Data for the task =
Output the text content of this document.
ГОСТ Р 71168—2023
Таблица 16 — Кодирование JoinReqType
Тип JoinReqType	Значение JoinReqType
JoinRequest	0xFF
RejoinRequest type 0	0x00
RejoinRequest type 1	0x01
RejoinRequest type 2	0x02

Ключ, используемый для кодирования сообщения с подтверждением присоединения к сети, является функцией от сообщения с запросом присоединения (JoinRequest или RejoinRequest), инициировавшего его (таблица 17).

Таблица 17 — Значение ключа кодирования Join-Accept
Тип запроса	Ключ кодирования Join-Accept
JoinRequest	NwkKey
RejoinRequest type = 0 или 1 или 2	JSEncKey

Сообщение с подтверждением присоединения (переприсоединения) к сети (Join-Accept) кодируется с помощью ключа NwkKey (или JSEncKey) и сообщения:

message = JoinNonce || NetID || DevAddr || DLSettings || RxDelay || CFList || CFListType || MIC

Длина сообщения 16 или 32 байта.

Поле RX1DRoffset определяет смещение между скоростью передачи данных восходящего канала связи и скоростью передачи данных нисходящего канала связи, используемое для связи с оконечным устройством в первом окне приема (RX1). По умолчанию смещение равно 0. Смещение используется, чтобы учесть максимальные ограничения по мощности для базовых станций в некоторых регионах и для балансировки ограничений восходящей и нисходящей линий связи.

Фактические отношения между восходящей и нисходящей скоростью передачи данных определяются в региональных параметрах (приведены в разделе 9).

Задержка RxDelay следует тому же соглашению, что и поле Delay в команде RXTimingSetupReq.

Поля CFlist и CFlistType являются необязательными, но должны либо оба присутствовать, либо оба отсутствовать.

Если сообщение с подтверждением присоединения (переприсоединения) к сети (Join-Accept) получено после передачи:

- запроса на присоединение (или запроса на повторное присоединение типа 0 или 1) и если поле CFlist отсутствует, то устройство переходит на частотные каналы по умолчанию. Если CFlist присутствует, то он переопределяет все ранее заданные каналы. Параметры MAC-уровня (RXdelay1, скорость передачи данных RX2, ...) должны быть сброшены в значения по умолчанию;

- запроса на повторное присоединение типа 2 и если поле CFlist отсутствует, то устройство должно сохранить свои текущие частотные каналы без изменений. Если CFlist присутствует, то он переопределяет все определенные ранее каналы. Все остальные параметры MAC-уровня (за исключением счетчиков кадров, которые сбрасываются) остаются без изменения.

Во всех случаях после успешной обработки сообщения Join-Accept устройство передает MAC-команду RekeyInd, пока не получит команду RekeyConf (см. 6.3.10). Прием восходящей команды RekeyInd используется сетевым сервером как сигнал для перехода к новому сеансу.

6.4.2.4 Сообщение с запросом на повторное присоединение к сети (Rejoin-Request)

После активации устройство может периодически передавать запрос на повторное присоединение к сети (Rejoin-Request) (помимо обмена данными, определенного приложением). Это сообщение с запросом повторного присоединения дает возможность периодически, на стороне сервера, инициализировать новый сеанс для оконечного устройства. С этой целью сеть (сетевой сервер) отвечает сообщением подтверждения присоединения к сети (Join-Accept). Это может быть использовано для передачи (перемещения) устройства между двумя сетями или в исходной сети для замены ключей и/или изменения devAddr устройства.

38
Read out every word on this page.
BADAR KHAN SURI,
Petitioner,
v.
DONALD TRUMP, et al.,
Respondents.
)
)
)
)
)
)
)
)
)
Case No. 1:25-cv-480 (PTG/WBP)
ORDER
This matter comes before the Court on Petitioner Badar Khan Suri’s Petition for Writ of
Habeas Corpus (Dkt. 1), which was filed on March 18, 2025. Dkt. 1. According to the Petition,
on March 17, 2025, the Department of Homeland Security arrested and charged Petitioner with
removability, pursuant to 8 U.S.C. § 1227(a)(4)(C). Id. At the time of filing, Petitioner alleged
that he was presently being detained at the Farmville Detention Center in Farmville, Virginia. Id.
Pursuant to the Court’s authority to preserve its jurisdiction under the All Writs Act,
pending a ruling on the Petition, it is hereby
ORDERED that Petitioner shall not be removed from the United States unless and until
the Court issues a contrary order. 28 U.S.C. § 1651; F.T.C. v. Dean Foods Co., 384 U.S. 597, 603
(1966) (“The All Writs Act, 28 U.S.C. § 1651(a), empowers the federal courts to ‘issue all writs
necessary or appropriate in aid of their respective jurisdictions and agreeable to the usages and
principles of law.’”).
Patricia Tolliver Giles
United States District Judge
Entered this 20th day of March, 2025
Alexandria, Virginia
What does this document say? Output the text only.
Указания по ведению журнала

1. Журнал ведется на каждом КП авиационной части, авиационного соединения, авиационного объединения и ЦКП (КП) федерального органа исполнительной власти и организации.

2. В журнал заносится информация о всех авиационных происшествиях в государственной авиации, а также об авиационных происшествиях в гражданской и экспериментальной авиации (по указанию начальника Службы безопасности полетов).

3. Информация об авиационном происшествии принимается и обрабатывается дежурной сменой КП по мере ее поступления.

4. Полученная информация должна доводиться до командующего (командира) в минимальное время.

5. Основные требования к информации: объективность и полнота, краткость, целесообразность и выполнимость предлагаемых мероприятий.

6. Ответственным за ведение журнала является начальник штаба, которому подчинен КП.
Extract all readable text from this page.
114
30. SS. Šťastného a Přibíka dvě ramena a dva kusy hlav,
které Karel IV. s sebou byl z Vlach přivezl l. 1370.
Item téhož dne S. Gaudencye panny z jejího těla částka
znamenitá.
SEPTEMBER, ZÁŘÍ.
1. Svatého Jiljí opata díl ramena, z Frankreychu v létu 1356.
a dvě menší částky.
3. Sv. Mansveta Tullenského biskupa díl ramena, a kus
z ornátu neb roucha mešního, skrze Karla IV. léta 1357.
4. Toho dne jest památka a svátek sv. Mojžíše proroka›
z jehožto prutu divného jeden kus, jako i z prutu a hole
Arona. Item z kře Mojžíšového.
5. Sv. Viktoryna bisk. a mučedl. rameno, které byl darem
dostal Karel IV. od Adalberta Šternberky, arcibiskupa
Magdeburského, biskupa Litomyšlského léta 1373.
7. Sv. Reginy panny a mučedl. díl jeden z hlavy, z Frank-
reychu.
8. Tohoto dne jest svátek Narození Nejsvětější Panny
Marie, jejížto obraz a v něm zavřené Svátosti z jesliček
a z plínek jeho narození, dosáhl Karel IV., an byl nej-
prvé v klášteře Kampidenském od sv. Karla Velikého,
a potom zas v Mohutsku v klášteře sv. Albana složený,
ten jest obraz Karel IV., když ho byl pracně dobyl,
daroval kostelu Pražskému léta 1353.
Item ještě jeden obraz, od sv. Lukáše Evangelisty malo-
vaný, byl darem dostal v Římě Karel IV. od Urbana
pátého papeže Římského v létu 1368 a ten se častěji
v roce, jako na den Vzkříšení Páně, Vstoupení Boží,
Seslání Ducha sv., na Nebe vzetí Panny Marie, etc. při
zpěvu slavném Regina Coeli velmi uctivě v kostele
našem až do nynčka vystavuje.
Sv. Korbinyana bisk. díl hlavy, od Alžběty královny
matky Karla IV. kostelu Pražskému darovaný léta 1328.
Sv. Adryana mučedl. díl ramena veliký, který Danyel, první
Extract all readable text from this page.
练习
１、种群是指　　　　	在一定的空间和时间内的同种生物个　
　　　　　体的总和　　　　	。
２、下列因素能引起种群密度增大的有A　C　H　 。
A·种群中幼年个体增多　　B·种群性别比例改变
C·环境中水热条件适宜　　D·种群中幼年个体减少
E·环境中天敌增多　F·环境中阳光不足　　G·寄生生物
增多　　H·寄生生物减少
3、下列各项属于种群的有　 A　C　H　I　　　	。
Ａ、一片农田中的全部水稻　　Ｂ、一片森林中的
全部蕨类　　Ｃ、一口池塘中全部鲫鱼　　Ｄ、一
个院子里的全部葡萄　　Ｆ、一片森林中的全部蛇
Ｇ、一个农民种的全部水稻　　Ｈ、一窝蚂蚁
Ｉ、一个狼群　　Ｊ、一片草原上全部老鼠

Task statement = What number of lines in the records contain the word "document"? Answer with that number alone.

The answer = 2